[start]

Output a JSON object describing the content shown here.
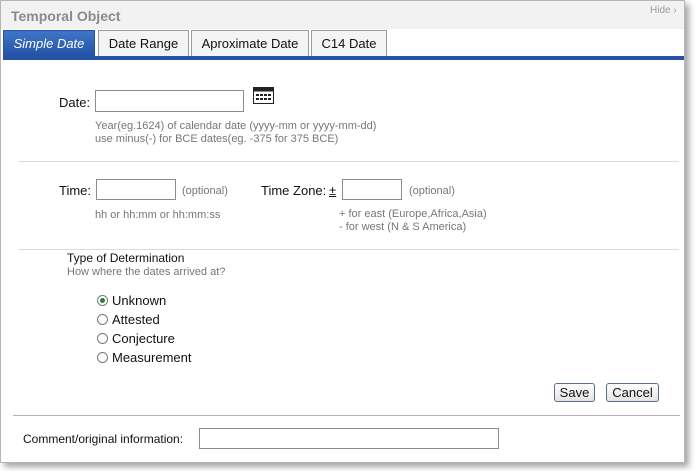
{
  "dialog": {
    "title": "Temporal Object",
    "hide_label": "Hide ›"
  },
  "tabs": [
    {
      "label": "Simple Date",
      "active": true
    },
    {
      "label": "Date Range",
      "active": false
    },
    {
      "label": "Aproximate Date",
      "active": false
    },
    {
      "label": "C14 Date",
      "active": false
    }
  ],
  "date": {
    "label": "Date:",
    "value": "",
    "hint_line1": "Year(eg.1624) of calendar date (yyyy-mm or yyyy-mm-dd)",
    "hint_line2": "use minus(-) for BCE dates(eg. -375 for 375 BCE)",
    "calendar_icon": "calendar-icon"
  },
  "time": {
    "label": "Time:",
    "value": "",
    "optional": "(optional)",
    "hint": "hh or hh:mm or hh:mm:ss"
  },
  "timezone": {
    "label": "Time Zone:",
    "sign": "±",
    "value": "",
    "optional": "(optional)",
    "hint_line1": "+ for east (Europe,Africa,Asia)",
    "hint_line2": "- for west (N & S America)"
  },
  "determination": {
    "title": "Type of Determination",
    "subtitle": "How where the dates arrived at?",
    "options": [
      {
        "label": "Unknown",
        "selected": true
      },
      {
        "label": "Attested",
        "selected": false
      },
      {
        "label": "Conjecture",
        "selected": false
      },
      {
        "label": "Measurement",
        "selected": false
      }
    ]
  },
  "buttons": {
    "save": "Save",
    "cancel": "Cancel"
  },
  "comment": {
    "label": "Comment/original information:",
    "value": ""
  },
  "colors": {
    "accent": "#2453a6",
    "radio_selected": "#2e7d2e"
  }
}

[end]

→ **Task requirements**:
Write the lines above out again exactly, without any of their pictures.

→ **Written response**:
Output a JSON object describing the content shown here.
{
  "dialog": {
    "title": "Temporal Object",
    "hide_label": "Hide ›"
  },
  "tabs": [
    {
      "label": "Simple Date",
      "active": true
    },
    {
      "label": "Date Range",
      "active": false
    },
    {
      "label": "Aproximate Date",
      "active": false
    },
    {
      "label": "C14 Date",
      "active": false
    }
  ],
  "date": {
    "label": "Date:",
    "value": "",
    "hint_line1": "Year(eg.1624) of calendar date (yyyy-mm or yyyy-mm-dd)",
    "hint_line2": "use minus(-) for BCE dates(eg. -375 for 375 BCE)",
    "calendar_icon": "calendar-icon"
  },
  "time": {
    "label": "Time:",
    "value": "",
    "optional": "(optional)",
    "hint": "hh or hh:mm or hh:mm:ss"
  },
  "timezone": {
    "label": "Time Zone:",
    "sign": "±",
    "value": "",
    "optional": "(optional)",
    "hint_line1": "+ for east (Europe,Africa,Asia)",
    "hint_line2": "- for west (N & S America)"
  },
  "determination": {
    "title": "Type of Determination",
    "subtitle": "How where the dates arrived at?",
    "options": [
      {
        "label": "Unknown",
        "selected": true
      },
      {
        "label": "Attested",
        "selected": false
      },
      {
        "label": "Conjecture",
        "selected": false
      },
      {
        "label": "Measurement",
        "selected": false
      }
    ]
  },
  "buttons": {
    "save": "Save",
    "cancel": "Cancel"
  },
  "comment": {
    "label": "Comment/original information:",
    "value": ""
  },
  "colors": {
    "accent": "#2453a6",
    "radio_selected": "#2e7d2e"
  }
}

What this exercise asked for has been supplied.